INSTRUCTIONS FOR THE TASK. Continue the reflection on mercy toward others and Allah's covering of sins, picking up right after its closing prayer.

SELECTED PASSAGE.
▶

Now imagine if these situations happened today and the people involved were maybe known to be pious or God-fearing; how would we react then?! How would we respond to them? Wouldn’t we be the first ones to label them as hypocrites and a disgrace to the Muslim community? Wouldn’t it be a big scandal that we’d talk about for days on?! The prophet p.b.u.h corrected them and prayed for them instead. We should also keep in mind that we’d never know how much a person regrets their actions, feels extremely guilty and cries for repentance every night. Be merciful upon others just like you’d want others to be with you if you were in the same position. Never say ‘I’d never do that or say that’ because honestly, life is the scariest thing to be too sure about. Tables turn every.single.day.

This of course isn’t a justification for anyone’s wrongdoings. Nor should it be an excuse and an easy gateway for people to sin secretly in the hope that Allah (S.W) will cover our tracks. Also, this differs according to the sin/mistake in hand. Cases like rape, sodomy, molestation, harassment, murder or any other grave sin may need a call for justice upon the doer so as to protect others from him/her or to remove them from a certain position.

Allah (S.W) surely knows what is in our hearts and what we struggle with to change and our intentions behind all our actions. Don’t expose your sins but also try with all your being to keep away from them.

Ibn al-Qayyim Rahimahu Llah said : ‘Know that if people are impressed with you, they are impressed with the beauty of Allah’s covering of your sins.’

Thank Allah (S.W) when He protects the world from seeing the darkness within you. Thank Allah when He guides you. Thank Allah when He grants you a chance to sincerely repent.

May Allah (S.W) protect us from the whispering of shaitan and from our own nafs and guide us together with all our loved ones. Ameen.

◀

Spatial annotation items
▶

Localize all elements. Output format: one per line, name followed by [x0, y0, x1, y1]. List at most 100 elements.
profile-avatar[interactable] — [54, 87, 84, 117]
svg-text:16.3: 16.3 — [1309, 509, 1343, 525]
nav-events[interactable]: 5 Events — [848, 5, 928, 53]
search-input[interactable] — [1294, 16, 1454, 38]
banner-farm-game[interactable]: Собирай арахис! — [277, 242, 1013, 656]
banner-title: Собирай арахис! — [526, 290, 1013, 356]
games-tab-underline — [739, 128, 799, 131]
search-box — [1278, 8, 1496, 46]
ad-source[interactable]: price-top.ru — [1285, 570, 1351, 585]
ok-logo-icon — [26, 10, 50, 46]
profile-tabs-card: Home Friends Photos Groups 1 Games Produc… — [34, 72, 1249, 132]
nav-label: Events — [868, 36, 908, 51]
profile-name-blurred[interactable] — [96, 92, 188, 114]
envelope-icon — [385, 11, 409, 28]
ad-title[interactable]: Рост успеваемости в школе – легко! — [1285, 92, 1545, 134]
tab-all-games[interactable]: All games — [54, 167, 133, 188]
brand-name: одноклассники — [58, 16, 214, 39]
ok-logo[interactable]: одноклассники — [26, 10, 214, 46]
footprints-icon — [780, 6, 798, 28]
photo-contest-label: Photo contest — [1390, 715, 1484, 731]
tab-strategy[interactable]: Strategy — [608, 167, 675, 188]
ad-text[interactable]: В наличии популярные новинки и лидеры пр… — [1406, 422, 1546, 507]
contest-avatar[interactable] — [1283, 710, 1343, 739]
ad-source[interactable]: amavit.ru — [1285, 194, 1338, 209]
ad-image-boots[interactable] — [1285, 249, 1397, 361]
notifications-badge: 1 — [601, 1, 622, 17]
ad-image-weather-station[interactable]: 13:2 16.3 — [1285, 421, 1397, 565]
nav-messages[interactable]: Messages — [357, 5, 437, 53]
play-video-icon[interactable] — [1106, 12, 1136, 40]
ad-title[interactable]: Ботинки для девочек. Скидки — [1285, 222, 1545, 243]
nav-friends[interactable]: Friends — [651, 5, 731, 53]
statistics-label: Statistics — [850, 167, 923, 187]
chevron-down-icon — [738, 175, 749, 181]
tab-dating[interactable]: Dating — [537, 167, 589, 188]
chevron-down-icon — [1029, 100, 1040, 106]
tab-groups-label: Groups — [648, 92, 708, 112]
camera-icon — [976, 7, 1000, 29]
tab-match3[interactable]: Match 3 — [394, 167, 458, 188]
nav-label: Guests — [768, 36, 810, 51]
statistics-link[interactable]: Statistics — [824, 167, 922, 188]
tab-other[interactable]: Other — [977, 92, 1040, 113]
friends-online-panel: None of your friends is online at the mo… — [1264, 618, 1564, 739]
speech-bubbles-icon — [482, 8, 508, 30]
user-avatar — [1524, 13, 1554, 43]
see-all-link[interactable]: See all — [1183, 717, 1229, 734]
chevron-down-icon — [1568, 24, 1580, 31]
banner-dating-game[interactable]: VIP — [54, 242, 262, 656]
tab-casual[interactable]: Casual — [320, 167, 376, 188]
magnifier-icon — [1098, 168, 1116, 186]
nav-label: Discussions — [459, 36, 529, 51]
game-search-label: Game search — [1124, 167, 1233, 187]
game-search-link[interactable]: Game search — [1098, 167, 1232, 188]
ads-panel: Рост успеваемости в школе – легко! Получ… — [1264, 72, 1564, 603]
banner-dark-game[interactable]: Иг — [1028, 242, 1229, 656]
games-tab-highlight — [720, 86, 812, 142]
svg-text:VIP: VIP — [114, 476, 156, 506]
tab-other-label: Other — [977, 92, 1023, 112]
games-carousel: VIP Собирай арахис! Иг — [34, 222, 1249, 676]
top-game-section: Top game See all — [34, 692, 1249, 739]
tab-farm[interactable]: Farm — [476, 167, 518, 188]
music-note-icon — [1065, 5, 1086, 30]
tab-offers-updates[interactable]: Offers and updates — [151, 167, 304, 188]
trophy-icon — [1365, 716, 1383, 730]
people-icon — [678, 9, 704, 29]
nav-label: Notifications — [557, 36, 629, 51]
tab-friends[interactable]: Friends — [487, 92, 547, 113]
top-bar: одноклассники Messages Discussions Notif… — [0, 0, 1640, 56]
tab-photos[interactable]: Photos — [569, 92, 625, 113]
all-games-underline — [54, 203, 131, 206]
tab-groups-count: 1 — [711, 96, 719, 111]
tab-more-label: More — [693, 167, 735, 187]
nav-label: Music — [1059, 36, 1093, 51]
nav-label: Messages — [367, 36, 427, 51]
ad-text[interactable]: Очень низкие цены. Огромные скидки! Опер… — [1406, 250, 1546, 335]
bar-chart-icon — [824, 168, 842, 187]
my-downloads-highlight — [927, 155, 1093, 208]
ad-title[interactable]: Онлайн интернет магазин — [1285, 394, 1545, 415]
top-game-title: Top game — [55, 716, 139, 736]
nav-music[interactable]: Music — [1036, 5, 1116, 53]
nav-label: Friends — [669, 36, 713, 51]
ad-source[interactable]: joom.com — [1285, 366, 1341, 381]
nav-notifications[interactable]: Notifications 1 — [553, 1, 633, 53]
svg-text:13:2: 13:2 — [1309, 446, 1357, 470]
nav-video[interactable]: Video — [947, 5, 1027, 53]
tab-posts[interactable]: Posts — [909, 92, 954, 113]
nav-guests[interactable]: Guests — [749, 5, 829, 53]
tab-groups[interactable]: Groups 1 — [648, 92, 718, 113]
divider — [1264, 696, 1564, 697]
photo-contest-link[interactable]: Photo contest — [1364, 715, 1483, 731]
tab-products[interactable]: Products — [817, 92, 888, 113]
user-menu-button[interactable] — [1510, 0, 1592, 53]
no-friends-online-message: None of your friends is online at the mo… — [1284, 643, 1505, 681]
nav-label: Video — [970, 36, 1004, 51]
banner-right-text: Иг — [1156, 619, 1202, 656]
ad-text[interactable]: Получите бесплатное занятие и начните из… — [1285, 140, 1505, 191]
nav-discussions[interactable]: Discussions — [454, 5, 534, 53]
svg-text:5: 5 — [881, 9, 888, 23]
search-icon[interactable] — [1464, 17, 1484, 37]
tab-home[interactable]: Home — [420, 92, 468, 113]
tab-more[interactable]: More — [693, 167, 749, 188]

◀

RESPONSE TO THE TASK.
P.S Leave the skeletons where they belong; in the wardrobe (not literally, but you get me right? )

Sometimes we look at our heap of sins, at our bad habits, at our personality flaws and think to ourselves, ‘At this age and time how will I ever change?’ We feel like there is no hope for us especially after we tried to change but we kept sliding back to our same old destructive habits. Yet there is always hope. Always. Allah S.W says ‘Do not despair from the mercy of Allah’. All we have to do is keep striving to be better individuals, keep praying for ourselves and others and watch Allah take us out of the trash pit.

A beautiful story of sheikh Malik ibn Dinar is just one of the proofs that Allah’s mercy is endless.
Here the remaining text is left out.